* **OBJECTIVE**
Find "OCR this image." in the records that follow; print that line and each subsequent line through the last one, verbatim and with nothing added.

* **INPUT MATERIAL**
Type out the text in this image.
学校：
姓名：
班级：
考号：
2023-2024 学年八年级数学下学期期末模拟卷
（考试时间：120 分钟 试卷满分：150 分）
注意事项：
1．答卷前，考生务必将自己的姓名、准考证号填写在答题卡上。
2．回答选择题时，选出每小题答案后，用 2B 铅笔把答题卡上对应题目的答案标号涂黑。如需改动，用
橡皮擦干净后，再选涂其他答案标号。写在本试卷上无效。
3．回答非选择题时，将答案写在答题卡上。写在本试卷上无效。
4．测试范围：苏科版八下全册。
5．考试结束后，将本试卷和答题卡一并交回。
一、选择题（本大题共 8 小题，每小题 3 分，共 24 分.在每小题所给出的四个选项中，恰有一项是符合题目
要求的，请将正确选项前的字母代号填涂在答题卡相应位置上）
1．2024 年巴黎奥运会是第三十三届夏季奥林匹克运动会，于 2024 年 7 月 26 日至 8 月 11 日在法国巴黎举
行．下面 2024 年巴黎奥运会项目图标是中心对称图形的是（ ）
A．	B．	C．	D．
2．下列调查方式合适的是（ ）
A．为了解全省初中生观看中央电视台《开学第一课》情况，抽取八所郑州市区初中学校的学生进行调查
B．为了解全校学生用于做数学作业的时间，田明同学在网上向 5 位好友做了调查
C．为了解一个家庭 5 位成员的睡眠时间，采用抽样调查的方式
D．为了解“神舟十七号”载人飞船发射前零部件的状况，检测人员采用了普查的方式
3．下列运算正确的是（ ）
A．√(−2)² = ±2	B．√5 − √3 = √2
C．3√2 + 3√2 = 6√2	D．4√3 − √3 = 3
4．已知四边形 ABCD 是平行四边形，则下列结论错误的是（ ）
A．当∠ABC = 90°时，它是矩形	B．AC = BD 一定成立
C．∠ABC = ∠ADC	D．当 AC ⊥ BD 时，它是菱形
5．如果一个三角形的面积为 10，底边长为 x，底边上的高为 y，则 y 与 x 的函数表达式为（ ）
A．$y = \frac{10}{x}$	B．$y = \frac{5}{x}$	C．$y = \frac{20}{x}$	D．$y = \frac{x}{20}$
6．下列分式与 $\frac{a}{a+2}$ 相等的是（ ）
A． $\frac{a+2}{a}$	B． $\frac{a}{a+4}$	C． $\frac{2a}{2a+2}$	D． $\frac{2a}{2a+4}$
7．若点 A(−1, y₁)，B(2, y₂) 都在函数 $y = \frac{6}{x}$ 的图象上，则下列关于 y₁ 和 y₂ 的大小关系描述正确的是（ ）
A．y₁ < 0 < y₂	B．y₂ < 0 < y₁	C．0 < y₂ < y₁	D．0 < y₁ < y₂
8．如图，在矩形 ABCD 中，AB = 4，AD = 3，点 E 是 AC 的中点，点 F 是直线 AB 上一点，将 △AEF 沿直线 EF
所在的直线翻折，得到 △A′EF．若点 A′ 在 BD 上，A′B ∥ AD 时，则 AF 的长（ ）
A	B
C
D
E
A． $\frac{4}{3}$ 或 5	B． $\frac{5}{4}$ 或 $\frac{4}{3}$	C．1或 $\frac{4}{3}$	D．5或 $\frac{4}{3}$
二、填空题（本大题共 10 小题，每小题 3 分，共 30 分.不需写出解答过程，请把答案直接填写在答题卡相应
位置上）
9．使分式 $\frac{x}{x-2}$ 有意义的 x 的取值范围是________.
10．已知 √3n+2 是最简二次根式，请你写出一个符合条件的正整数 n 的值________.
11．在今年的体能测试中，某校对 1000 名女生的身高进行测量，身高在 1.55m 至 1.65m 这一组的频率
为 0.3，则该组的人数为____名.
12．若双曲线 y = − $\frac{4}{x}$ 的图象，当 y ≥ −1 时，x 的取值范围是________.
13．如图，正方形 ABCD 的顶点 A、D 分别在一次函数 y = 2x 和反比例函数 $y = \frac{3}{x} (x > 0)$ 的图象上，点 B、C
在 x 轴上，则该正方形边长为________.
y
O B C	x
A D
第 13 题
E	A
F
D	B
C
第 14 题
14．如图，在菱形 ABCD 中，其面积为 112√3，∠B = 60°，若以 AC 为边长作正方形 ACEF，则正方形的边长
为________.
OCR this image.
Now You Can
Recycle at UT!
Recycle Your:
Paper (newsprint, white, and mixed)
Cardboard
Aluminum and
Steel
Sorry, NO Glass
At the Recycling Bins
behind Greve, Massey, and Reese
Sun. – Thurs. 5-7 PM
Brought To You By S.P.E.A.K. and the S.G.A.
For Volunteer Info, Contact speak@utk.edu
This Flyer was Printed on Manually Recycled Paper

* **REPLY**
OCR this image.
Now You Can
Recycle at UT!
Recycle Your:
Paper (newsprint, white, and mixed)
Cardboard
Aluminum and
Steel
Sorry, NO Glass
At the Recycling Bins
behind Greve, Massey, and Reese
Sun. – Thurs. 5-7 PM
Brought To You By S.P.E.A.K. and the S.G.A.
For Volunteer Info, Contact speak@utk.edu
This Flyer was Printed on Manually Recycled Paper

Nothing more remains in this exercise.